--- Start Record excerpts ---
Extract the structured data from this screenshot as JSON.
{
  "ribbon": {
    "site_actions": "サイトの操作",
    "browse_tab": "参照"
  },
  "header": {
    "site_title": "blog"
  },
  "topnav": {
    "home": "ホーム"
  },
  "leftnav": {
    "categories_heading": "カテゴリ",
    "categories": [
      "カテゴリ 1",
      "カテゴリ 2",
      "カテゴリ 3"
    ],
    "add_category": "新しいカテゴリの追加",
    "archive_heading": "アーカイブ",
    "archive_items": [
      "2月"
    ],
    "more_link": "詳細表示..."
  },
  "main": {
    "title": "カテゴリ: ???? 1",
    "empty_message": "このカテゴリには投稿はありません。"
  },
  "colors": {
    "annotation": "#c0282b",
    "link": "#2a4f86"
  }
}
--- End Record excerpts ---
§ Direction:
Take the material above and return all of it exactly.

§ Task solution:
Extract the structured data from this screenshot as JSON.
{
  "ribbon": {
    "site_actions": "サイトの操作",
    "browse_tab": "参照"
  },
  "header": {
    "site_title": "blog"
  },
  "topnav": {
    "home": "ホーム"
  },
  "leftnav": {
    "categories_heading": "カテゴリ",
    "categories": [
      "カテゴリ 1",
      "カテゴリ 2",
      "カテゴリ 3"
    ],
    "add_category": "新しいカテゴリの追加",
    "archive_heading": "アーカイブ",
    "archive_items": [
      "2月"
    ],
    "more_link": "詳細表示..."
  },
  "main": {
    "title": "カテゴリ: ???? 1",
    "empty_message": "このカテゴリには投稿はありません。"
  },
  "colors": {
    "annotation": "#c0282b",
    "link": "#2a4f86"
  }
}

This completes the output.